• **Aim of the exercise**: In the copy, include every entry exactly but none of the pictures.

(Items listed in a dataset)

^^^^^^^^

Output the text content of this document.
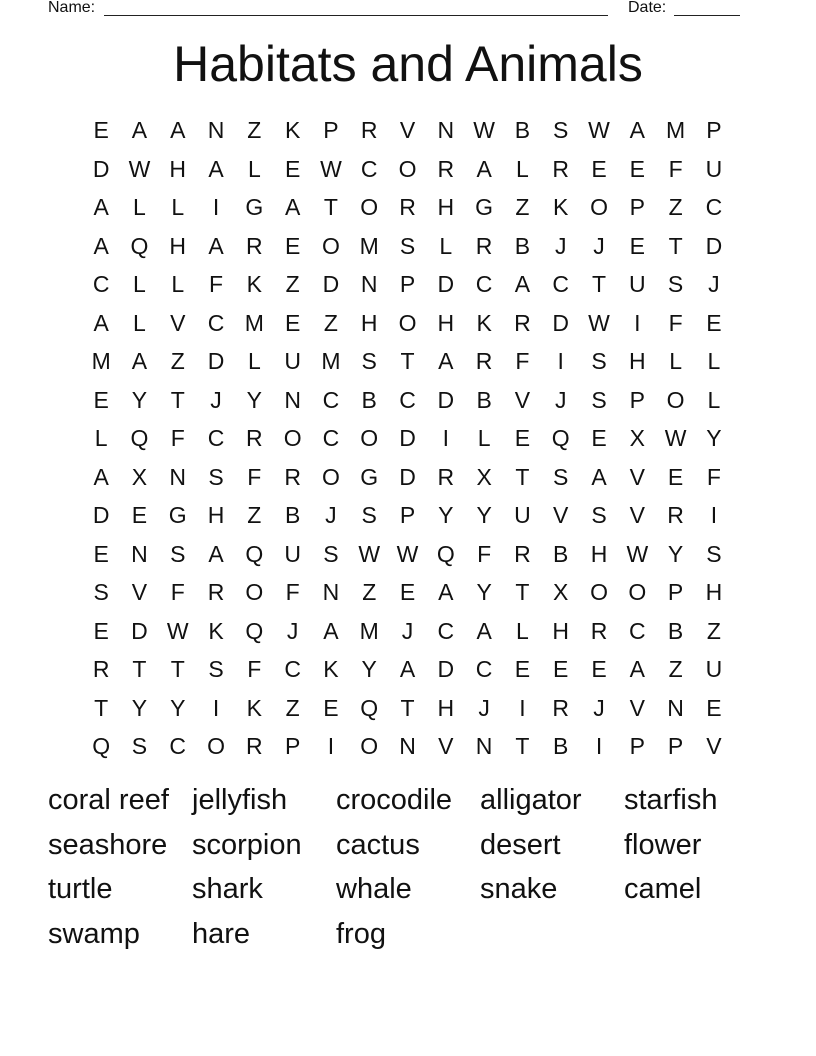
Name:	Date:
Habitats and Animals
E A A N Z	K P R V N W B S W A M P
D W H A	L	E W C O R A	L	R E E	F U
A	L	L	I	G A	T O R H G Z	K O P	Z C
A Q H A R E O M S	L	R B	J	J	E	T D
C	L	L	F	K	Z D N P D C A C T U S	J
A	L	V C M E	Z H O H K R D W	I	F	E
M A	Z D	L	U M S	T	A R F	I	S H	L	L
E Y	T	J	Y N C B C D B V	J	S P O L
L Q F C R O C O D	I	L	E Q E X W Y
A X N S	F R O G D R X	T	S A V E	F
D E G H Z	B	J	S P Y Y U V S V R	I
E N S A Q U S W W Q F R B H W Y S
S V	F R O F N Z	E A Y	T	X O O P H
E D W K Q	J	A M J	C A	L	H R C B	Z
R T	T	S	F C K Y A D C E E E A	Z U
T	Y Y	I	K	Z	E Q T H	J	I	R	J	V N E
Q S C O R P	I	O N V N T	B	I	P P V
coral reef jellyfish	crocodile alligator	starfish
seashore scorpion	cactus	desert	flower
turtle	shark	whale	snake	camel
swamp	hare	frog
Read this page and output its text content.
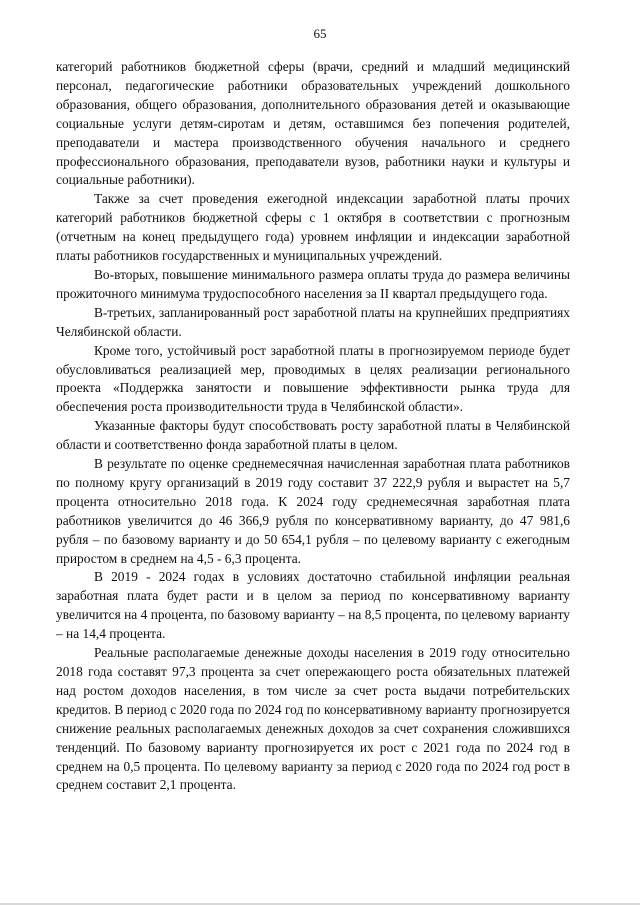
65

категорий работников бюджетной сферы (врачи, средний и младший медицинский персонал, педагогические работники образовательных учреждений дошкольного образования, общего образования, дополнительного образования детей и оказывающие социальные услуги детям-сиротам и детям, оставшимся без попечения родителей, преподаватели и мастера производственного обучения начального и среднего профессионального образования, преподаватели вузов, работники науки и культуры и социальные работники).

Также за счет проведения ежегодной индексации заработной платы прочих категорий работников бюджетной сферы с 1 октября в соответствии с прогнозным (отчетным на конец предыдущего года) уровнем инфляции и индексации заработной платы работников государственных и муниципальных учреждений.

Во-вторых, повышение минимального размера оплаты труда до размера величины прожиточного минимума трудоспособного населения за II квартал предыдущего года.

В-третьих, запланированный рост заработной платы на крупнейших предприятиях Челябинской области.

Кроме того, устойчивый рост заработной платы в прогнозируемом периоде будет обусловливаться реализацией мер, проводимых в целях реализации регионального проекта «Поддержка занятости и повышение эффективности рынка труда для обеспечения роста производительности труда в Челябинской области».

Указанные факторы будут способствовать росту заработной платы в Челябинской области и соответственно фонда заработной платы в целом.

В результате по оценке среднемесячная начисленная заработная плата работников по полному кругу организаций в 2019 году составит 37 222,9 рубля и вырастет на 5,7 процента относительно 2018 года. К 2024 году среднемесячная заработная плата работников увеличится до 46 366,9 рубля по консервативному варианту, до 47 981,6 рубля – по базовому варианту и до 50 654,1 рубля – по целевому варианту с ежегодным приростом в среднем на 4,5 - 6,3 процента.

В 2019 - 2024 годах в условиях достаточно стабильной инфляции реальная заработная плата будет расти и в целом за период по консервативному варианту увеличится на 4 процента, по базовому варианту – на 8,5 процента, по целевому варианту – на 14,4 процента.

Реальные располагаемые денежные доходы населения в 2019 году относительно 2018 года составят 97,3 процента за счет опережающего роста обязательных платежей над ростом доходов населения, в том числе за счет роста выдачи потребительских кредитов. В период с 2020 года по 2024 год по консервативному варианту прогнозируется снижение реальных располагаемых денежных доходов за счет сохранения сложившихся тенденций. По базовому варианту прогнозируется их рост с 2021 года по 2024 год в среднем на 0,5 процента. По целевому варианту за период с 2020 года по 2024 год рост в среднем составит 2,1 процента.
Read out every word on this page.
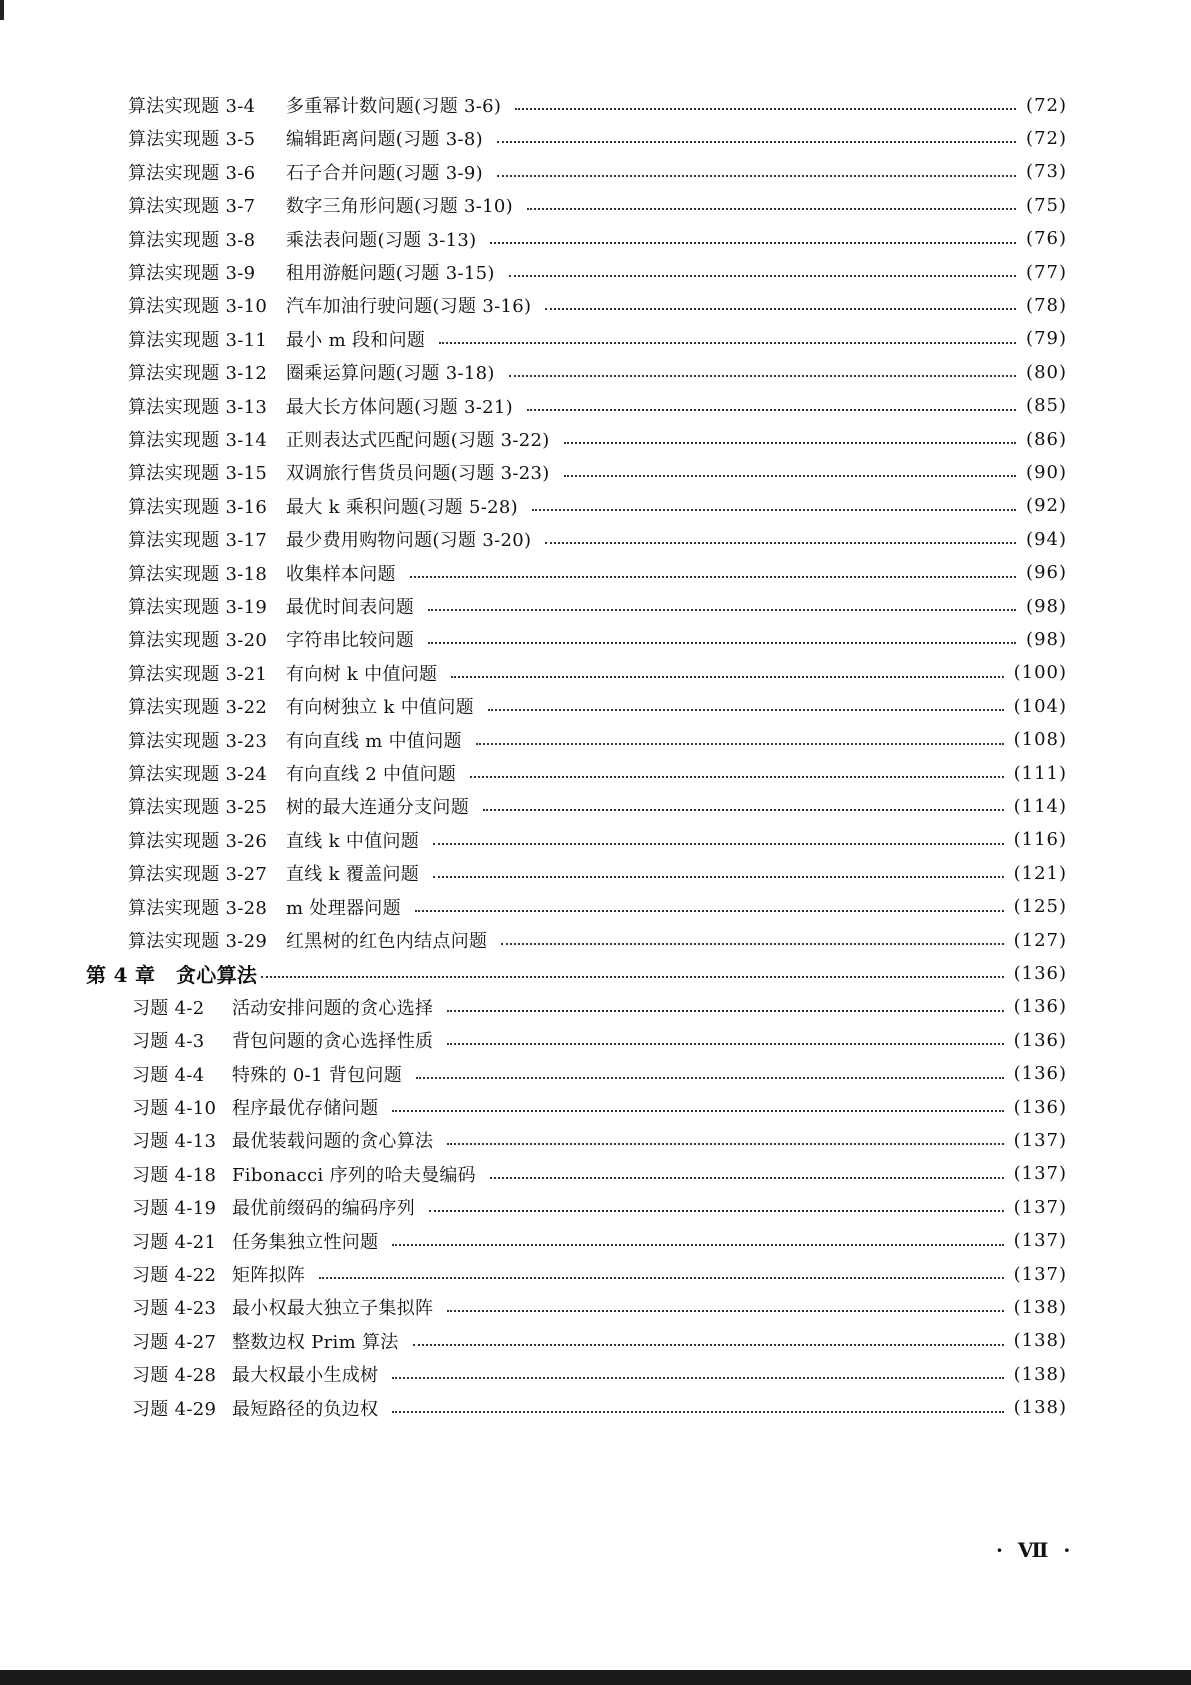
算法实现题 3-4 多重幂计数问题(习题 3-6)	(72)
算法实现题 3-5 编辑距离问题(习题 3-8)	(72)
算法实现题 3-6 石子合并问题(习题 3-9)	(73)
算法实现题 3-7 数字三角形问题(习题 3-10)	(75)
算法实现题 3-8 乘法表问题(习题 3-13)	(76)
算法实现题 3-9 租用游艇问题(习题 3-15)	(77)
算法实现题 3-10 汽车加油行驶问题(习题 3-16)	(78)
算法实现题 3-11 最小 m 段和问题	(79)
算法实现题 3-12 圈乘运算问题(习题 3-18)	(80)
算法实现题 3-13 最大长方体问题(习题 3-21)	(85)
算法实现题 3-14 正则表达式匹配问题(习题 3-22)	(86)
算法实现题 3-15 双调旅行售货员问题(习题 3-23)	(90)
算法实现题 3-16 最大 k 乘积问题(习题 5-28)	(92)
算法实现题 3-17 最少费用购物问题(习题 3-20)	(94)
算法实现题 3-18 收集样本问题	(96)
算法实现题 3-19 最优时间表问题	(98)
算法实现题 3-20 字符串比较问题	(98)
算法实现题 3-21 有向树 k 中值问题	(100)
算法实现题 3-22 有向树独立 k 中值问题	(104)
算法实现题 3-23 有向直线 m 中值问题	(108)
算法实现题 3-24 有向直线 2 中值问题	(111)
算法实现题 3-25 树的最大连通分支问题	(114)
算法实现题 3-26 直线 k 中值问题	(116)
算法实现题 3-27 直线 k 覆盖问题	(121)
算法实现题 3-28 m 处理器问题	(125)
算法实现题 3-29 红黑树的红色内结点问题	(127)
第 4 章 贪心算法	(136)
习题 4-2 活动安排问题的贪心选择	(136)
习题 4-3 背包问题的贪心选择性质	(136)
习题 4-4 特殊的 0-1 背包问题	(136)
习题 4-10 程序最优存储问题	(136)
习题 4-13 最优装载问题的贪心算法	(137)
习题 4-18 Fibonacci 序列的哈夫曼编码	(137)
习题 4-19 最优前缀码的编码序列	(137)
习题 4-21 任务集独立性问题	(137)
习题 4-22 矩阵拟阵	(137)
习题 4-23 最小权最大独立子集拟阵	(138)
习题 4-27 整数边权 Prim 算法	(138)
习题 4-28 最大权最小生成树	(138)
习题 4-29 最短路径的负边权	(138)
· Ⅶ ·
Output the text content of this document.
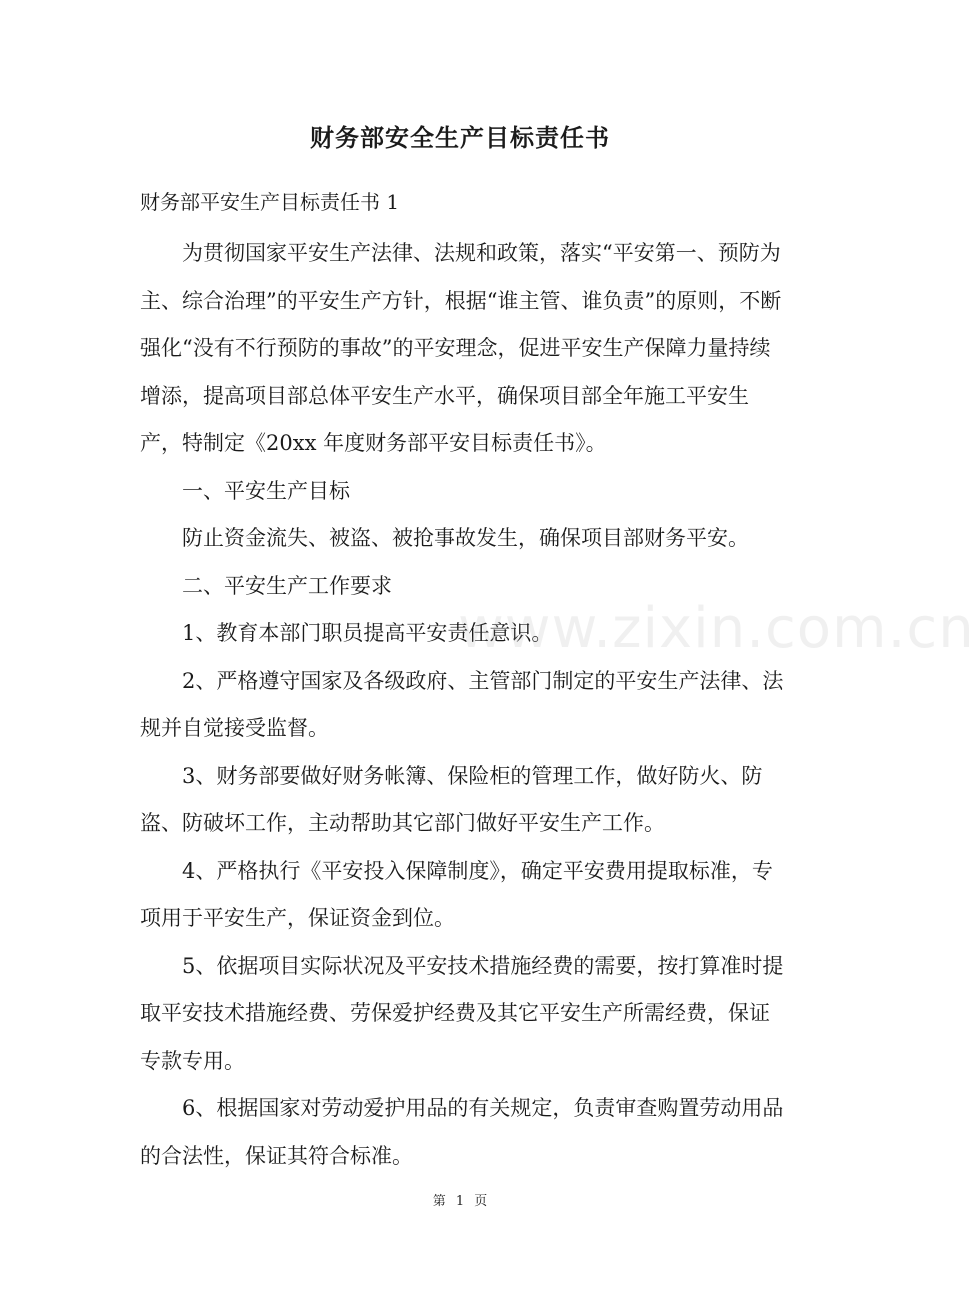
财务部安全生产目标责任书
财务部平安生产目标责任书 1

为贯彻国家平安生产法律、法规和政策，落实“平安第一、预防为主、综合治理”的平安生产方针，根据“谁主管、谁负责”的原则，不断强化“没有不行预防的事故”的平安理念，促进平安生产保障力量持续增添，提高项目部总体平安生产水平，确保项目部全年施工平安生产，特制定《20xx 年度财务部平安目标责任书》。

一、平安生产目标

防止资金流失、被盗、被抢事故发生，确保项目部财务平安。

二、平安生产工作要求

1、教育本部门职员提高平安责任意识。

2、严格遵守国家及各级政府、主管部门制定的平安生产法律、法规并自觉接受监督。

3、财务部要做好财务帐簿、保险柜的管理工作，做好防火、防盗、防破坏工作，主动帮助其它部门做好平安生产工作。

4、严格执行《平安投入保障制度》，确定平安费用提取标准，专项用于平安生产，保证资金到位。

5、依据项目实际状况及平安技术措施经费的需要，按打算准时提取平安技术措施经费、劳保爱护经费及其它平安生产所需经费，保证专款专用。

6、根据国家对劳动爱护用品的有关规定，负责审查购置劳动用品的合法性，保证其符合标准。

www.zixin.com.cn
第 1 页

^^^^^^^^

• **The result**:
Output the text content of this document.
Name:	Date:
Habitats and Animals
E A A N Z	K P R V N W B S W A M P
D W H A	L	E W C O R A	L	R E E	F U
A	L	L	I	G A	T O R H G Z	K O P	Z C
A Q H A R E O M S	L	R B	J	J	E	T D
C	L	L	F	K	Z D N P D C A C T U S	J
A	L	V C M E	Z H O H K R D W	I	F	E
M A	Z D	L	U M S	T	A R F	I	S H	L	L
E Y	T	J	Y N C B C D B V	J	S P O L
L Q F C R O C O D	I	L	E Q E X W Y
A X N S	F R O G D R X	T	S A V E	F
D E G H Z	B	J	S P Y Y U V S V R	I
E N S A Q U S W W Q F R B H W Y S
S V	F R O F N Z	E A Y	T	X O O P H
E D W K Q	J	A M J	C A	L	H R C B	Z
R T	T	S	F C K Y A D C E E E A	Z U
T	Y Y	I	K	Z	E Q T H	J	I	R	J	V N E
Q S C O R P	I	O N V N T	B	I	P P V
coral reef jellyfish	crocodile alligator	starfish
seashore scorpion	cactus	desert	flower
turtle	shark	whale	snake	camel
swamp	hare	frog
Read this page and output its text content.
65

категорий работников бюджетной сферы (врачи, средний и младший медицинский персонал, педагогические работники образовательных учреждений дошкольного образования, общего образования, дополнительного образования детей и оказывающие социальные услуги детям-сиротам и детям, оставшимся без попечения родителей, преподаватели и мастера производственного обучения начального и среднего профессионального образования, преподаватели вузов, работники науки и культуры и социальные работники).

Также за счет проведения ежегодной индексации заработной платы прочих категорий работников бюджетной сферы с 1 октября в соответствии с прогнозным (отчетным на конец предыдущего года) уровнем инфляции и индексации заработной платы работников государственных и муниципальных учреждений.

Во-вторых, повышение минимального размера оплаты труда до размера величины прожиточного минимума трудоспособного населения за II квартал предыдущего года.

В-третьих, запланированный рост заработной платы на крупнейших предприятиях Челябинской области.

Кроме того, устойчивый рост заработной платы в прогнозируемом периоде будет обусловливаться реализацией мер, проводимых в целях реализации регионального проекта «Поддержка занятости и повышение эффективности рынка труда для обеспечения роста производительности труда в Челябинской области».

Указанные факторы будут способствовать росту заработной платы в Челябинской области и соответственно фонда заработной платы в целом.

В результате по оценке среднемесячная начисленная заработная плата работников по полному кругу организаций в 2019 году составит 37 222,9 рубля и вырастет на 5,7 процента относительно 2018 года. К 2024 году среднемесячная заработная плата работников увеличится до 46 366,9 рубля по консервативному варианту, до 47 981,6 рубля – по базовому варианту и до 50 654,1 рубля – по целевому варианту с ежегодным приростом в среднем на 4,5 - 6,3 процента.

В 2019 - 2024 годах в условиях достаточно стабильной инфляции реальная заработная плата будет расти и в целом за период по консервативному варианту увеличится на 4 процента, по базовому варианту – на 8,5 процента, по целевому варианту – на 14,4 процента.

Реальные располагаемые денежные доходы населения в 2019 году относительно 2018 года составят 97,3 процента за счет опережающего роста обязательных платежей над ростом доходов населения, в том числе за счет роста выдачи потребительских кредитов. В период с 2020 года по 2024 год по консервативному варианту прогнозируется снижение реальных располагаемых денежных доходов за счет сохранения сложившихся тенденций. По базовому варианту прогнозируется их рост с 2021 года по 2024 год в среднем на 0,5 процента. По целевому варианту за период с 2020 года по 2024 год рост в среднем составит 2,1 процента.
Read out every word on this page.
算法实现题 3-4 多重幂计数问题(习题 3-6)	(72)
算法实现题 3-5 编辑距离问题(习题 3-8)	(72)
算法实现题 3-6 石子合并问题(习题 3-9)	(73)
算法实现题 3-7 数字三角形问题(习题 3-10)	(75)
算法实现题 3-8 乘法表问题(习题 3-13)	(76)
算法实现题 3-9 租用游艇问题(习题 3-15)	(77)
算法实现题 3-10 汽车加油行驶问题(习题 3-16)	(78)
算法实现题 3-11 最小 m 段和问题	(79)
算法实现题 3-12 圈乘运算问题(习题 3-18)	(80)
算法实现题 3-13 最大长方体问题(习题 3-21)	(85)
算法实现题 3-14 正则表达式匹配问题(习题 3-22)	(86)
算法实现题 3-15 双调旅行售货员问题(习题 3-23)	(90)
算法实现题 3-16 最大 k 乘积问题(习题 5-28)	(92)
算法实现题 3-17 最少费用购物问题(习题 3-20)	(94)
算法实现题 3-18 收集样本问题	(96)
算法实现题 3-19 最优时间表问题	(98)
算法实现题 3-20 字符串比较问题	(98)
算法实现题 3-21 有向树 k 中值问题	(100)
算法实现题 3-22 有向树独立 k 中值问题	(104)
算法实现题 3-23 有向直线 m 中值问题	(108)
算法实现题 3-24 有向直线 2 中值问题	(111)
算法实现题 3-25 树的最大连通分支问题	(114)
算法实现题 3-26 直线 k 中值问题	(116)
算法实现题 3-27 直线 k 覆盖问题	(121)
算法实现题 3-28 m 处理器问题	(125)
算法实现题 3-29 红黑树的红色内结点问题	(127)
第 4 章 贪心算法	(136)
习题 4-2 活动安排问题的贪心选择	(136)
习题 4-3 背包问题的贪心选择性质	(136)
习题 4-4 特殊的 0-1 背包问题	(136)
习题 4-10 程序最优存储问题	(136)
习题 4-13 最优装载问题的贪心算法	(137)
习题 4-18 Fibonacci 序列的哈夫曼编码	(137)
习题 4-19 最优前缀码的编码序列	(137)
习题 4-21 任务集独立性问题	(137)
习题 4-22 矩阵拟阵	(137)
习题 4-23 最小权最大独立子集拟阵	(138)
习题 4-27 整数边权 Prim 算法	(138)
习题 4-28 最大权最小生成树	(138)
习题 4-29 最短路径的负边权	(138)
· Ⅶ ·
Output the text content of this document.
财务部安全生产目标责任书
财务部平安生产目标责任书 1

为贯彻国家平安生产法律、法规和政策，落实“平安第一、预防为主、综合治理”的平安生产方针，根据“谁主管、谁负责”的原则，不断强化“没有不行预防的事故”的平安理念，促进平安生产保障力量持续增添，提高项目部总体平安生产水平，确保项目部全年施工平安生产，特制定《20xx 年度财务部平安目标责任书》。

一、平安生产目标

防止资金流失、被盗、被抢事故发生，确保项目部财务平安。

二、平安生产工作要求

1、教育本部门职员提高平安责任意识。

2、严格遵守国家及各级政府、主管部门制定的平安生产法律、法规并自觉接受监督。

3、财务部要做好财务帐簿、保险柜的管理工作，做好防火、防盗、防破坏工作，主动帮助其它部门做好平安生产工作。

4、严格执行《平安投入保障制度》，确定平安费用提取标准，专项用于平安生产，保证资金到位。

5、依据项目实际状况及平安技术措施经费的需要，按打算准时提取平安技术措施经费、劳保爱护经费及其它平安生产所需经费，保证专款专用。

6、根据国家对劳动爱护用品的有关规定，负责审查购置劳动用品的合法性，保证其符合标准。

www.zixin.com.cn
第 1 页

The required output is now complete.